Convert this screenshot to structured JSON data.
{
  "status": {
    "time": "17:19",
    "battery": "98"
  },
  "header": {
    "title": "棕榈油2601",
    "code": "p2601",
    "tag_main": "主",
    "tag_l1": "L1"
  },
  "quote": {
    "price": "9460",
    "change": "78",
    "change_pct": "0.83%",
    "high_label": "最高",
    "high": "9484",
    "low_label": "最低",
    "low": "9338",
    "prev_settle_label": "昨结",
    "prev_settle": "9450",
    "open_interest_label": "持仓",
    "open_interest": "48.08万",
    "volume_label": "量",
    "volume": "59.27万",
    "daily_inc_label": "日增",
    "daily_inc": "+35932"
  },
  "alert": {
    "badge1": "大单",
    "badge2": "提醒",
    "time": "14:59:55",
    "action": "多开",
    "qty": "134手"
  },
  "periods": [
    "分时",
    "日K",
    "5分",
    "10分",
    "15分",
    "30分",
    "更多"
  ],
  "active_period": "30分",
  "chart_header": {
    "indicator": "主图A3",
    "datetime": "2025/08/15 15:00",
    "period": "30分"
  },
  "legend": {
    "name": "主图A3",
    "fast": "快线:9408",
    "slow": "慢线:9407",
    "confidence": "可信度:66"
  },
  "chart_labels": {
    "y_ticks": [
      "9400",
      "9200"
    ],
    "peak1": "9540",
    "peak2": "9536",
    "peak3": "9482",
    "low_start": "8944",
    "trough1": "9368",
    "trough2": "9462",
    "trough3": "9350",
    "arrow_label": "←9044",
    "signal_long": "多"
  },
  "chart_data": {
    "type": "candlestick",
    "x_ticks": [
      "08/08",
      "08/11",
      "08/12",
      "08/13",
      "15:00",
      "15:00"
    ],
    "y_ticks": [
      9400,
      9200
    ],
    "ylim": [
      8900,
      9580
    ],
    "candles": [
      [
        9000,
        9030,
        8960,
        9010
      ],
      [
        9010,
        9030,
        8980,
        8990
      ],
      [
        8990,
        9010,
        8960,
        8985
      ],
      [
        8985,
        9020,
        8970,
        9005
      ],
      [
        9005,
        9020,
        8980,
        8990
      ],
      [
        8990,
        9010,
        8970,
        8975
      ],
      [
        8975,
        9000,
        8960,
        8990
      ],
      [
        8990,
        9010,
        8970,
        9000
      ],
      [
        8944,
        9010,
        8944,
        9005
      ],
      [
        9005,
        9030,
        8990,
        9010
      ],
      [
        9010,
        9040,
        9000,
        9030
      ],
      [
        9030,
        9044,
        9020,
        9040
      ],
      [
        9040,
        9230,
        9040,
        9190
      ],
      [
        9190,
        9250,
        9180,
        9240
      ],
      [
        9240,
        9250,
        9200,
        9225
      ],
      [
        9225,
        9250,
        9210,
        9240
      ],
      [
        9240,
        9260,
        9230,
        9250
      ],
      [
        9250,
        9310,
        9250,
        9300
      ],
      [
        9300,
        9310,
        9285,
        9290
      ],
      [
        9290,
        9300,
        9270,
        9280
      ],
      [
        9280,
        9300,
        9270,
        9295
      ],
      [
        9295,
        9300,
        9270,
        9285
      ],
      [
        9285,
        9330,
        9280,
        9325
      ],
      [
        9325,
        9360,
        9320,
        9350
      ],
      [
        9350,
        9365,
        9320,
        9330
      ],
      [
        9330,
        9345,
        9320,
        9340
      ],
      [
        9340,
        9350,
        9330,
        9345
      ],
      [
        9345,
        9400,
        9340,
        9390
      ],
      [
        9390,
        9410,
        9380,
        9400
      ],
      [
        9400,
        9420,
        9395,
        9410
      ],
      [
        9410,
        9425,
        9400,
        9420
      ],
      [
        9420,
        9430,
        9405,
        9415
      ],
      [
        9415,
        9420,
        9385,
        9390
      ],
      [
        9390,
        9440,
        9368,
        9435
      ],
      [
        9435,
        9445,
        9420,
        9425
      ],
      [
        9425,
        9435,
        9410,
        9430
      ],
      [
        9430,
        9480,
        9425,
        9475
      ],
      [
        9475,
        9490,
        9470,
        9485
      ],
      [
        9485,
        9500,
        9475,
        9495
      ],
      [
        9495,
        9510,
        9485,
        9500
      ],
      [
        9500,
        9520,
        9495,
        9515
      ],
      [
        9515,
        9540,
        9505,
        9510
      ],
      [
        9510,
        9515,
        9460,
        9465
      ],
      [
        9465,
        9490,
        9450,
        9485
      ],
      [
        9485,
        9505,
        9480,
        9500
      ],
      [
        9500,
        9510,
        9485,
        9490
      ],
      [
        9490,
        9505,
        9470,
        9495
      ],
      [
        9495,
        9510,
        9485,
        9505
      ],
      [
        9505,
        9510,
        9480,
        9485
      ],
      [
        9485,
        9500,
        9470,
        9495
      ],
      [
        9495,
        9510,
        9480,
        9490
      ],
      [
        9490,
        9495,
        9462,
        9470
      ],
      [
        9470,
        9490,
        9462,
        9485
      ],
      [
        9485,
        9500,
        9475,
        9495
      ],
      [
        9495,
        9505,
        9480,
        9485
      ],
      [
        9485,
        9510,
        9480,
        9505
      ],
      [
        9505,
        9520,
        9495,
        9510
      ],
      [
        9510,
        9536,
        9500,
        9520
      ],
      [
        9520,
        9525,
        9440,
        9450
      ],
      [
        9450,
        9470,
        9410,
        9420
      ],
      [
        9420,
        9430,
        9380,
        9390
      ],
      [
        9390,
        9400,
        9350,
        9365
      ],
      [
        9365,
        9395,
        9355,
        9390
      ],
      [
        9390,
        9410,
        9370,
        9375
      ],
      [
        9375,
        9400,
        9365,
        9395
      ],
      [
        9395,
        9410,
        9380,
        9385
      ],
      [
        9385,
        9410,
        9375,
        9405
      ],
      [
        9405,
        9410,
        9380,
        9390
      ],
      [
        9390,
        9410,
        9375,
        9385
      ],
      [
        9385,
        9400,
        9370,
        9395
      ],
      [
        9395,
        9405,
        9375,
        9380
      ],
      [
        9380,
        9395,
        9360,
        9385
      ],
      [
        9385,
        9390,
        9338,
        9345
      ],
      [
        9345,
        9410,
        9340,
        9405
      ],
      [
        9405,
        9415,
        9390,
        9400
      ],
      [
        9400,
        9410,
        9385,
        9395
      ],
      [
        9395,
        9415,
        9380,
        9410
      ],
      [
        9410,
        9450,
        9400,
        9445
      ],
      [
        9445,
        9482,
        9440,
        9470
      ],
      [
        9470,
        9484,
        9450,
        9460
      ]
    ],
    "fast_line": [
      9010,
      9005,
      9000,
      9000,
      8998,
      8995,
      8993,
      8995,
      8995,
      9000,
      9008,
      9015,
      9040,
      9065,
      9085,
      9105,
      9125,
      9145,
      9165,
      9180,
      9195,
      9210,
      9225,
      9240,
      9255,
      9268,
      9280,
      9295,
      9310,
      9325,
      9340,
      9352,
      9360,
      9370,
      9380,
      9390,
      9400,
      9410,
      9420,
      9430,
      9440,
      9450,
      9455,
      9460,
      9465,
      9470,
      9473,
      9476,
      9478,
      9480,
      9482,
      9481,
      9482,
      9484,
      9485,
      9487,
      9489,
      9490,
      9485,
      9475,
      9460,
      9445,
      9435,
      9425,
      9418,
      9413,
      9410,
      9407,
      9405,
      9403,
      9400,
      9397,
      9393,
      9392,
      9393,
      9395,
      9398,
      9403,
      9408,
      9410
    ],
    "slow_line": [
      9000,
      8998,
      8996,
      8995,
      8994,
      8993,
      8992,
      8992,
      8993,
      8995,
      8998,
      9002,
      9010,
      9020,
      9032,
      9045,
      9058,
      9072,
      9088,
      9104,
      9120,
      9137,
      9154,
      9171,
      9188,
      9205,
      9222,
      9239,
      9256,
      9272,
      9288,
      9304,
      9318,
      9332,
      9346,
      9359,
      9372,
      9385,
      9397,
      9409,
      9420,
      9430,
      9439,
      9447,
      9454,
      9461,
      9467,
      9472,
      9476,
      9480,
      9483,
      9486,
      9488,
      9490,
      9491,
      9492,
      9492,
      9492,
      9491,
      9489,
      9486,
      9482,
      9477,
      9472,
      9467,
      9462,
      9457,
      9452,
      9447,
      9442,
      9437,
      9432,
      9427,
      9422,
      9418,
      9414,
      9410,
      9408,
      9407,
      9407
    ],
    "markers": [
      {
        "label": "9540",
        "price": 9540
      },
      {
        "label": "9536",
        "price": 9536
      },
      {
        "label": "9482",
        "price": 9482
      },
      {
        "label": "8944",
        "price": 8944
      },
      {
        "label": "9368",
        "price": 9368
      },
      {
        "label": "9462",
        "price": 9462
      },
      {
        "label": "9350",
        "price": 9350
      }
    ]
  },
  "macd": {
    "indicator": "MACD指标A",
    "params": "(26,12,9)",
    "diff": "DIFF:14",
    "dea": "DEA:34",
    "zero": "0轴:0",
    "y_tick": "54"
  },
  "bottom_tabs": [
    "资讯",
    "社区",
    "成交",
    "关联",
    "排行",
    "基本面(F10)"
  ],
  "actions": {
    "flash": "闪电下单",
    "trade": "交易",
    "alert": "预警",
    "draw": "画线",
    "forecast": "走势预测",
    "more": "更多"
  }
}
+ + + + +
#### GIVEN INSTRUCTION:
Select all lines in the listing above where the word "price" appears, and show them.

#### FINISHED EXERCISE:
    "price": "9460",
        "price": 9540
        "price": 9536
        "price": 9482
        "price": 8944
        "price": 9368
        "price": 9462
        "price": 9350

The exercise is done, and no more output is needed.